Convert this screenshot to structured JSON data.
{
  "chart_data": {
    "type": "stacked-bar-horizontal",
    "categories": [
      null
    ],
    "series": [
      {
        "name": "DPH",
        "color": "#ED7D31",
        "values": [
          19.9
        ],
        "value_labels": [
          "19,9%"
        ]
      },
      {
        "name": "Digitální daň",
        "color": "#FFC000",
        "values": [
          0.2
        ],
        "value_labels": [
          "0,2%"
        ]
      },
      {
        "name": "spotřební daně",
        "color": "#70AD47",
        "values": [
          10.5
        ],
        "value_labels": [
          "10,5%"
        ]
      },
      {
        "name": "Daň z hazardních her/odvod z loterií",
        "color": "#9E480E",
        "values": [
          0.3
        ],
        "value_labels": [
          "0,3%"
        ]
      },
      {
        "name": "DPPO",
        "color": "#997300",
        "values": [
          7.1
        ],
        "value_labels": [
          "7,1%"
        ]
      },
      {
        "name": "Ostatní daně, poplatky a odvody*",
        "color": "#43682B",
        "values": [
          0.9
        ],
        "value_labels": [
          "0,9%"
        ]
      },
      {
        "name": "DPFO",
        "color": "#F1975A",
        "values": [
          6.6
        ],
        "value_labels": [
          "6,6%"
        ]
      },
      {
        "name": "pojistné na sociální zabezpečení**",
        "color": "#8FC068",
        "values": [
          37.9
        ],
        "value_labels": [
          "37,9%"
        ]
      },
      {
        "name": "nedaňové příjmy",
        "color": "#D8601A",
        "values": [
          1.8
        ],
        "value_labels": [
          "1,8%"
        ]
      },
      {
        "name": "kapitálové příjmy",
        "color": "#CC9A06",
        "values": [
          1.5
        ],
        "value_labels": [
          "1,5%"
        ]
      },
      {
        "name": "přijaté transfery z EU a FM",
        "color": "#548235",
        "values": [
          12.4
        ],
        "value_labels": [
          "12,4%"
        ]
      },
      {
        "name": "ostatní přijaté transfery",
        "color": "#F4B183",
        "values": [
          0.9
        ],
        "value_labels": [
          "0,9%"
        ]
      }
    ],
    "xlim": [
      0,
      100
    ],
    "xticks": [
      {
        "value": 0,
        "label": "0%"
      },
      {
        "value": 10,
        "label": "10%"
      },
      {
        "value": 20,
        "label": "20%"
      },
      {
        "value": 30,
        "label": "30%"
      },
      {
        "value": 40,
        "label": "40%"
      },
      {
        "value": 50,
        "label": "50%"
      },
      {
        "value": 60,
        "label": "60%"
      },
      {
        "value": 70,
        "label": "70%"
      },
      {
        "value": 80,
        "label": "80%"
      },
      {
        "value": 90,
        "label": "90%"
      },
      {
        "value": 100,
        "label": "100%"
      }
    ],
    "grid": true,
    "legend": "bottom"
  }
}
§ §
The task — Within the listing above, work out how many lines contain the string "příjmy", and reply with that number only.

Final result — 2